PROBLEM: Copy the listing lines starting at the one containing "Text: 4.5%: 4.5% <box>289 172 295 192</box>" and ending at the one containing "Text: 3.9%: 3.9% <box>269 176 274 195</box>", swapping "Bar" for "Column" and changing nothing else. Give only those lines.

DATASET ROWS:
[START]

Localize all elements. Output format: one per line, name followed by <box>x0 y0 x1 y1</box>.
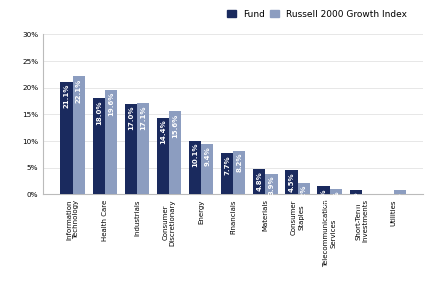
Text: 4.5%: 4.5% <box>289 172 295 192</box>
Text: 0.8%: 0.8% <box>397 192 403 212</box>
Text: 17.0%: 17.0% <box>128 106 134 130</box>
Text: 18.0%: 18.0% <box>96 100 102 125</box>
Text: 4.8%: 4.8% <box>256 171 262 191</box>
Bar <box>265 174 278 194</box>
Text: 7.7%: 7.7% <box>224 156 230 175</box>
Text: 19.6%: 19.6% <box>108 92 114 116</box>
Bar <box>105 90 117 194</box>
Bar <box>189 140 201 194</box>
Text: 2.2%: 2.2% <box>301 185 307 204</box>
Text: 3.9%: 3.9% <box>269 176 274 195</box>
Text: 8.2%: 8.2% <box>236 153 242 172</box>
Text: 17.1%: 17.1% <box>140 105 146 130</box>
Bar <box>60 82 73 194</box>
Bar <box>125 104 137 194</box>
Bar <box>233 151 245 194</box>
Legend: Fund, Russell 2000 Growth Index: Fund, Russell 2000 Growth Index <box>226 10 407 19</box>
Text: 9.4%: 9.4% <box>204 146 210 166</box>
Bar <box>318 186 330 194</box>
Text: 0.9%: 0.9% <box>353 192 359 211</box>
Bar <box>349 190 362 194</box>
Bar <box>137 103 149 194</box>
Bar <box>73 76 85 194</box>
Bar <box>330 188 342 194</box>
Text: 1.1%: 1.1% <box>333 191 339 210</box>
Text: 15.6%: 15.6% <box>172 113 178 138</box>
Text: 21.1%: 21.1% <box>64 84 70 108</box>
Bar <box>298 183 310 194</box>
Bar <box>253 169 265 194</box>
Bar <box>285 170 298 194</box>
Bar <box>169 111 181 194</box>
Text: 14.4%: 14.4% <box>160 120 166 144</box>
Bar <box>92 98 105 194</box>
Bar <box>201 144 213 194</box>
Text: 10.1%: 10.1% <box>192 143 198 167</box>
Bar <box>394 190 406 194</box>
Bar <box>221 153 233 194</box>
Bar <box>157 118 169 194</box>
Text: 22.1%: 22.1% <box>76 79 82 103</box>
Text: 1.5%: 1.5% <box>321 188 327 208</box>
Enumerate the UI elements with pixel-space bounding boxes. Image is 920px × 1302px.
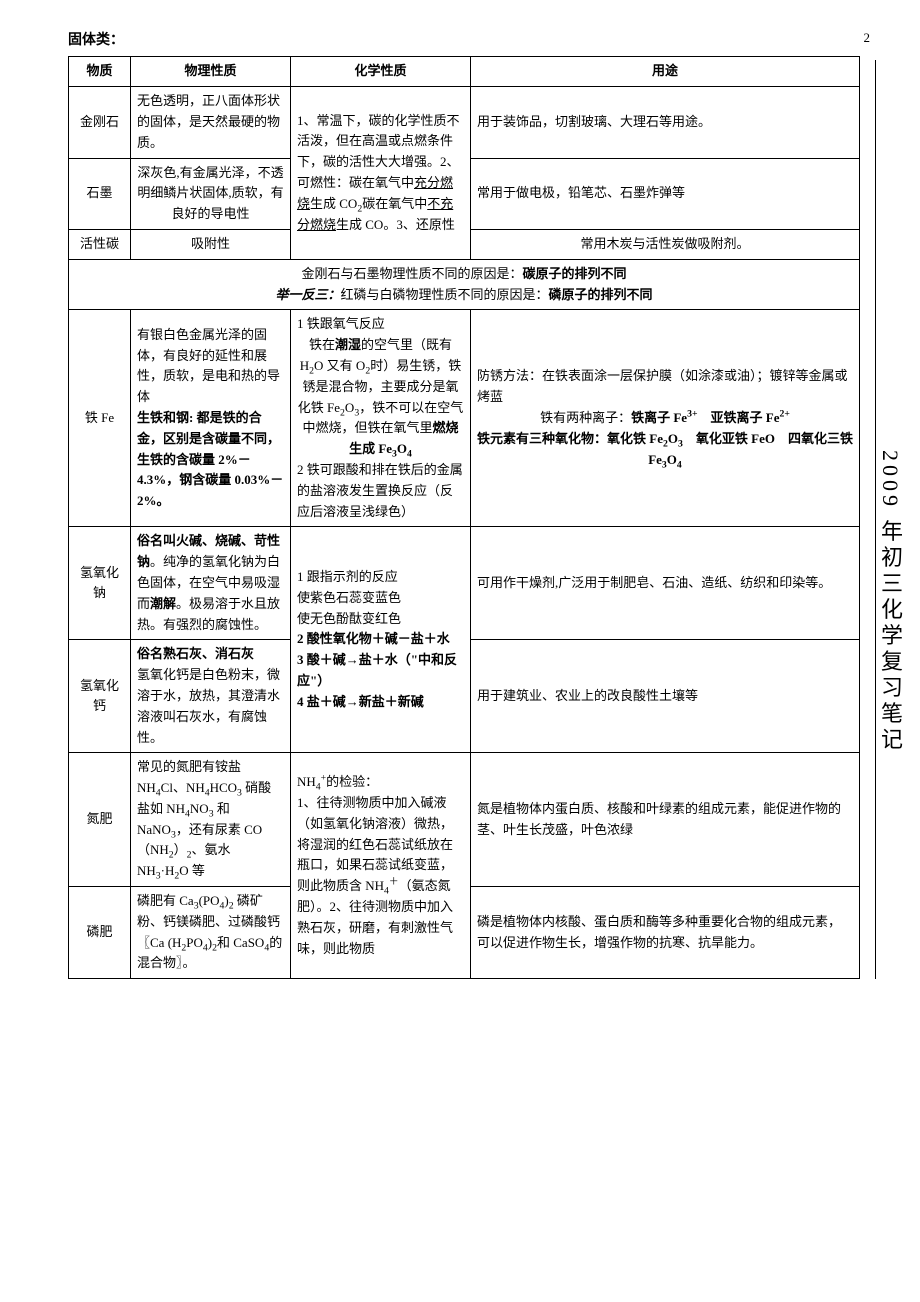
cell-physical-caoh: 俗名熟石灰、消石灰氢氧化钙是白色粉末，微溶于水，放热，其澄清水溶液叫石灰水，有腐… [131, 640, 291, 753]
cell-physical-pfert: 磷肥有 Ca3(PO4)2 磷矿粉、钙镁磷肥、过磷酸钙〖Ca (H2PO4)2和… [131, 887, 291, 979]
header-physical: 物理性质 [131, 57, 291, 87]
note-carbon: 金刚石与石墨物理性质不同的原因是：碳原子的排列不同 举一反三：红磷与白磷物理性质… [69, 259, 860, 310]
table-header-row: 物质 物理性质 化学性质 用途 [69, 57, 860, 87]
cell-physical-nfert: 常见的氮肥有铵盐 NH4Cl、NH4HCO3 硝酸盐如 NH4NO3 和 NaN… [131, 753, 291, 887]
cell-physical-iron: 有银白色金属光泽的固体，有良好的延性和展性，质软，是电和热的导体 生铁和钢: 都… [131, 310, 291, 527]
table-row: 金刚石 无色透明，正八面体形状的固体，是天然最硬的物质。 1、常温下，碳的化学性… [69, 87, 860, 158]
cell-physical: 吸附性 [131, 229, 291, 259]
cell-use: 用于装饰品，切割玻璃、大理石等用途。 [471, 87, 860, 158]
cell-substance: 磷肥 [69, 887, 131, 979]
header-chemical: 化学性质 [291, 57, 471, 87]
header-use: 用途 [471, 57, 860, 87]
cell-chemical-carbon: 1、常温下，碳的化学性质不活泼，但在高温或点燃条件下，碳的活性大大增强。2、可燃… [291, 87, 471, 260]
cell-substance: 氮肥 [69, 753, 131, 887]
substances-table: 物质 物理性质 化学性质 用途 金刚石 无色透明，正八面体形状的固体，是天然最硬… [68, 56, 860, 979]
cell-substance: 金刚石 [69, 87, 131, 158]
cell-chemical-iron: 1 铁跟氧气反应 铁在潮湿的空气里（既有 H2O 又有 O2时）易生锈，铁锈是混… [291, 310, 471, 527]
cell-physical-naoh: 俗名叫火碱、烧碱、苛性钠。纯净的氢氧化钠为白色固体，在空气中易吸湿而潮解。极易溶… [131, 527, 291, 640]
cell-use: 常用于做电极，铅笔芯、石墨炸弹等 [471, 158, 860, 229]
table-row: 氢氧化钠 俗名叫火碱、烧碱、苛性钠。纯净的氢氧化钠为白色固体，在空气中易吸湿而潮… [69, 527, 860, 640]
cell-use: 氮是植物体内蛋白质、核酸和叶绿素的组成元素，能促进作物的茎、叶生长茂盛，叶色浓绿 [471, 753, 860, 887]
cell-chemical-base: 1 跟指示剂的反应 使紫色石蕊变蓝色 使无色酚酞变红色 2 酸性氧化物＋碱－盐＋… [291, 527, 471, 753]
side-title: 2009 年初三化学复习笔记 [873, 450, 908, 754]
header-substance: 物质 [69, 57, 131, 87]
cell-substance: 活性碳 [69, 229, 131, 259]
cell-substance: 氢氧化钠 [69, 527, 131, 640]
table-row: 铁 Fe 有银白色金属光泽的固体，有良好的延性和展性，质软，是电和热的导体 生铁… [69, 310, 860, 527]
cell-physical: 无色透明，正八面体形状的固体，是天然最硬的物质。 [131, 87, 291, 158]
cell-substance: 石墨 [69, 158, 131, 229]
cell-substance: 氢氧化钙 [69, 640, 131, 753]
cell-physical: 深灰色,有金属光泽，不透明细鳞片状固体,质软，有良好的导电性 [131, 158, 291, 229]
cell-use: 用于建筑业、农业上的改良酸性土壤等 [471, 640, 860, 753]
section-title: 固体类： [68, 30, 860, 52]
cell-use: 常用木炭与活性炭做吸附剂。 [471, 229, 860, 259]
cell-use: 磷是植物体内核酸、蛋白质和酶等多种重要化合物的组成元素，可以促进作物生长，增强作… [471, 887, 860, 979]
cell-substance: 铁 Fe [69, 310, 131, 527]
cell-use-iron: 防锈方法：在铁表面涂一层保护膜（如涂漆或油）；镀锌等金属或烤蓝 铁有两种离子：铁… [471, 310, 860, 527]
cell-chemical-fert: NH4+的检验： 1、往待测物质中加入碱液（如氢氧化钠溶液）微热，将湿润的红色石… [291, 753, 471, 979]
page-number: 2 [864, 28, 871, 49]
table-row: 氮肥 常见的氮肥有铵盐 NH4Cl、NH4HCO3 硝酸盐如 NH4NO3 和 … [69, 753, 860, 887]
cell-use: 可用作干燥剂,广泛用于制肥皂、石油、造纸、纺织和印染等。 [471, 527, 860, 640]
note-row: 金刚石与石墨物理性质不同的原因是：碳原子的排列不同 举一反三：红磷与白磷物理性质… [69, 259, 860, 310]
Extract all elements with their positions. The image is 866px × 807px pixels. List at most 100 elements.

[END]

EXERCISE RESPONSE:
Text: 4.5%: 4.5% <box>289 172 295 192</box>
Text: 0.8%: 0.8% <box>397 192 403 212</box>
Text: 17.0%: 17.0% <box>128 106 134 130</box>
Text: 18.0%: 18.0% <box>96 100 102 125</box>
Text: 4.8%: 4.8% <box>256 171 262 191</box>
Column <box>265 174 278 194</box>
Text: 7.7%: 7.7% <box>224 156 230 175</box>
Text: 19.6%: 19.6% <box>108 92 114 116</box>
Column <box>105 90 117 194</box>
Column <box>189 140 201 194</box>
Text: 2.2%: 2.2% <box>301 185 307 204</box>
Text: 3.9%: 3.9% <box>269 176 274 195</box>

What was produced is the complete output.